┌─ MATERIAL SUPPLIED
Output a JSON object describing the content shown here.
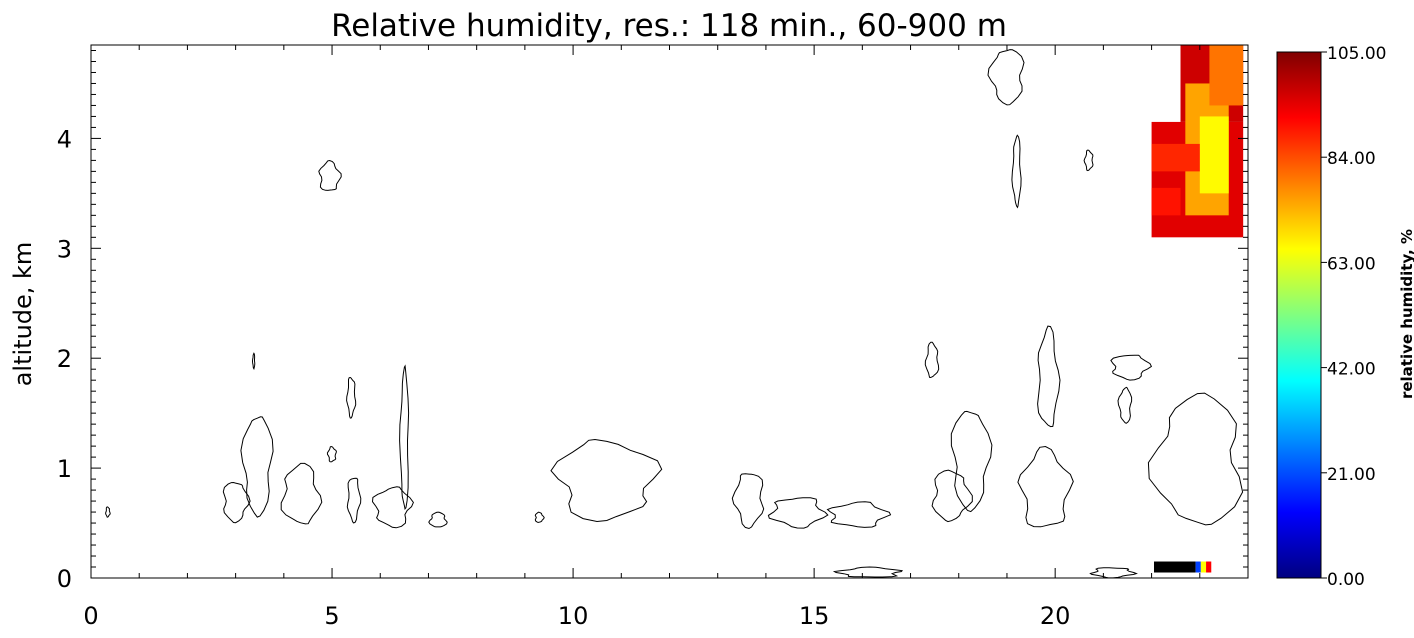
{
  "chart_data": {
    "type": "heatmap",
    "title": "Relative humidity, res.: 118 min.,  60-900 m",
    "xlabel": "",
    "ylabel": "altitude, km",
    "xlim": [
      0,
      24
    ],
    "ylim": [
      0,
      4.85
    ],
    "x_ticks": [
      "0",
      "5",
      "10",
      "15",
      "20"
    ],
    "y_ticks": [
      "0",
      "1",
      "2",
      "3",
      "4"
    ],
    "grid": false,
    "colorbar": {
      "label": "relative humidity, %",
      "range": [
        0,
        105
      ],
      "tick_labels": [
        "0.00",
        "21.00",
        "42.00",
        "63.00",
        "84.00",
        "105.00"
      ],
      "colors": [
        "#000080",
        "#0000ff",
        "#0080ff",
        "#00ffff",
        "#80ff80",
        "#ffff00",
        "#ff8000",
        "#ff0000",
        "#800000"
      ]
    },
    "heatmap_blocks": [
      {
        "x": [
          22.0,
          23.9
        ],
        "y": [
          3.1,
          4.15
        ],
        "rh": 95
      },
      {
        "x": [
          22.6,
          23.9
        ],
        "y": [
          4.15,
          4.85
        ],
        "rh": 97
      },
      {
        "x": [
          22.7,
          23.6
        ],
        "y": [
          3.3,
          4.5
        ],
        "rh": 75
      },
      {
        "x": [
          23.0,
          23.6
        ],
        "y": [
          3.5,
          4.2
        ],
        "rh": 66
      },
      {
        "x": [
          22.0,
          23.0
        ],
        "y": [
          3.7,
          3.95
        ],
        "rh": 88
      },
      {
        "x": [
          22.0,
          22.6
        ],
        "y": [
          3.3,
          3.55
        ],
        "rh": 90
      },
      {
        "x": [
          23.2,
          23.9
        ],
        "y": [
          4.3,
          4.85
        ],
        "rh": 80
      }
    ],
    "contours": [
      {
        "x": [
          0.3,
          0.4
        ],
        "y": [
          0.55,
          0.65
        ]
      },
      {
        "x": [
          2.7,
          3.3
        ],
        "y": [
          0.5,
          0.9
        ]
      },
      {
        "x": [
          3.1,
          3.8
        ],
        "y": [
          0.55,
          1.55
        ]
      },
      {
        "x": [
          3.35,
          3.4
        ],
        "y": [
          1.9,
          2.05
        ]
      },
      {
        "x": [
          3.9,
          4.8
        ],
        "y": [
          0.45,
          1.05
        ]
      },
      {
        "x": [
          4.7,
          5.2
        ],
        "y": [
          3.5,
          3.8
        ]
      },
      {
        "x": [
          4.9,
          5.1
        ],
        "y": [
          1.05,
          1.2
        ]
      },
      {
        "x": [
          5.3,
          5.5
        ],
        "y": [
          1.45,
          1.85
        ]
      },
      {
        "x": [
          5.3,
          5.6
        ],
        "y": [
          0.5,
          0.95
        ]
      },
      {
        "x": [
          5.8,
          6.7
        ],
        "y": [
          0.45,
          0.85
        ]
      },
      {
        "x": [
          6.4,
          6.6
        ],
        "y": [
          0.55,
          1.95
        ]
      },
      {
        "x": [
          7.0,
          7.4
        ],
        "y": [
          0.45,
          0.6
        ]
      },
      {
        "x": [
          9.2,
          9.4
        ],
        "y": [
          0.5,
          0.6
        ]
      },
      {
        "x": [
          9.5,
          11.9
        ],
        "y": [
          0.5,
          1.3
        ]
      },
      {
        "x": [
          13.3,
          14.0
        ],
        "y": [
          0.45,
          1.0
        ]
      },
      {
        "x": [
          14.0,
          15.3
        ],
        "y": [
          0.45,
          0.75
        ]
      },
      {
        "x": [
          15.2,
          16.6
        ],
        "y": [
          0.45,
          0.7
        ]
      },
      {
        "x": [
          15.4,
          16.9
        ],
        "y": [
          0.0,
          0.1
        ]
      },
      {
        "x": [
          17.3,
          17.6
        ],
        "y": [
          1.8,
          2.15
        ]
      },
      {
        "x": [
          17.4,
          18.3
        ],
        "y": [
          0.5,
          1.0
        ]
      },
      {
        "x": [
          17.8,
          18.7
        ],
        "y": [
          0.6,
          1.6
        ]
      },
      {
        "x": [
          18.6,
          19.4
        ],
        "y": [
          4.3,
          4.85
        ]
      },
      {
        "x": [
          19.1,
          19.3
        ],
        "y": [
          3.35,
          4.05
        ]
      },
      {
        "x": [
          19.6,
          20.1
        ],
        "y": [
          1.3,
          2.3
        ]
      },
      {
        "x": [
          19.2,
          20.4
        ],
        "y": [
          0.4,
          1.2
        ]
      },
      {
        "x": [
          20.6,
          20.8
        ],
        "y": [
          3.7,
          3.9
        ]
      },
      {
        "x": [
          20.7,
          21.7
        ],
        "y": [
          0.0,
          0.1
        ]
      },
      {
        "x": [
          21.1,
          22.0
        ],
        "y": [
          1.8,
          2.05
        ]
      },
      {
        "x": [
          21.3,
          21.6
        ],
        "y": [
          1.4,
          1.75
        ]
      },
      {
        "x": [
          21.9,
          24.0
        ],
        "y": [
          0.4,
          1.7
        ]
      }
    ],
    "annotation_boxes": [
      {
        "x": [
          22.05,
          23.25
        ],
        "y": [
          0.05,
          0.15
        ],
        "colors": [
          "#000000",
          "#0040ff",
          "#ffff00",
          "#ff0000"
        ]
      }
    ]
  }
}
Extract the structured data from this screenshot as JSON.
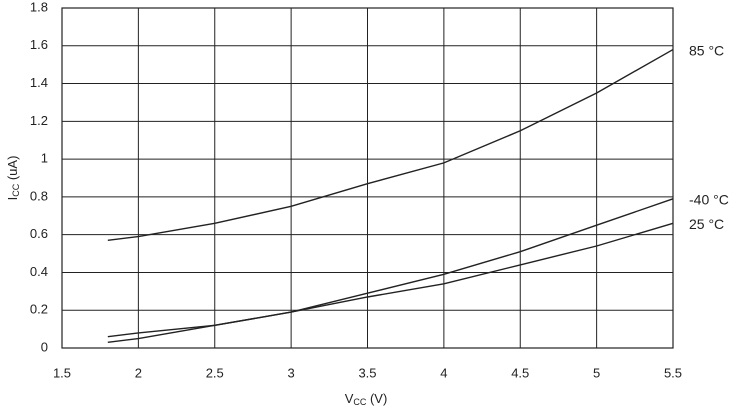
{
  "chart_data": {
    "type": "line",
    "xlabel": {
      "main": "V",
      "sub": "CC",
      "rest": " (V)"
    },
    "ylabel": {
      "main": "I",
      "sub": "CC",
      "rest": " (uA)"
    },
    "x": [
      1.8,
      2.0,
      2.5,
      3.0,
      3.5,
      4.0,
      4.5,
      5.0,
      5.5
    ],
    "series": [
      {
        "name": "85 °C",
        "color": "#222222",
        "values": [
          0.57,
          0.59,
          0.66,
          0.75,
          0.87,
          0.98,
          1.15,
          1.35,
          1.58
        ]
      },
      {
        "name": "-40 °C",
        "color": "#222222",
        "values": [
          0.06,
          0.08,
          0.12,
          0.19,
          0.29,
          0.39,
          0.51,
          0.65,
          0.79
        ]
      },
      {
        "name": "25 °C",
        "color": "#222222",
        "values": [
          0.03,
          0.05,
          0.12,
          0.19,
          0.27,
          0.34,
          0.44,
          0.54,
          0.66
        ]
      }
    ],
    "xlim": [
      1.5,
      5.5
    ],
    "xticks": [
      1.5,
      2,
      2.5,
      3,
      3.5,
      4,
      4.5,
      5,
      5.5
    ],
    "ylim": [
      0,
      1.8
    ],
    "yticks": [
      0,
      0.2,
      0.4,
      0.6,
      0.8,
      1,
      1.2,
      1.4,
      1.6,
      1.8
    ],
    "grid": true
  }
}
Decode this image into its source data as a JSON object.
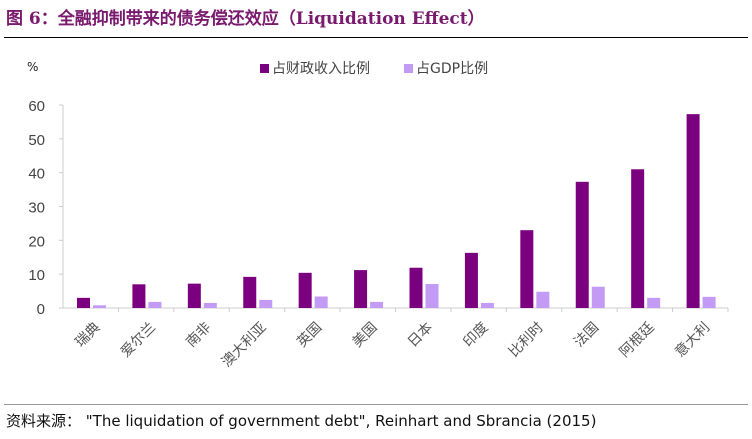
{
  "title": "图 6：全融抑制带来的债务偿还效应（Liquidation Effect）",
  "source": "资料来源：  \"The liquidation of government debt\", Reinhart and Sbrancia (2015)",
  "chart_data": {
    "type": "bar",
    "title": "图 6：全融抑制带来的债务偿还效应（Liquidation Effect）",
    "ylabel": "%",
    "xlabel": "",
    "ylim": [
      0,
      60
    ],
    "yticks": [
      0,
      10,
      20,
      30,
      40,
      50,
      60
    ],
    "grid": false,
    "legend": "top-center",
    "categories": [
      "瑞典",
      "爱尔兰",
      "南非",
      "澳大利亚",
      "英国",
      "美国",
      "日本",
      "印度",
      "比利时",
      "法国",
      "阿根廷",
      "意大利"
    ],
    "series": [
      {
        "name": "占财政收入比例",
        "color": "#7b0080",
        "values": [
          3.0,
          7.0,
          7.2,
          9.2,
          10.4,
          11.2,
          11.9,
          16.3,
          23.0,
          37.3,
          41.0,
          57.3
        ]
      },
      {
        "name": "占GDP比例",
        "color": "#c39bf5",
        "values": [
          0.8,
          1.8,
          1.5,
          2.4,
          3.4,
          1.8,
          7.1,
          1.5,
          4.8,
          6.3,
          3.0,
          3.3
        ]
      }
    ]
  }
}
└─
▸ **STATED PROBLEM**: Locate the word "Effect" in the records above, and return each line that has it.

▸ **SOLVED PROBLEM**:
  "title": "图 6：全融抑制带来的债务偿还效应（Liquidation Effect）",
    "title": "图 6：全融抑制带来的债务偿还效应（Liquidation Effect）",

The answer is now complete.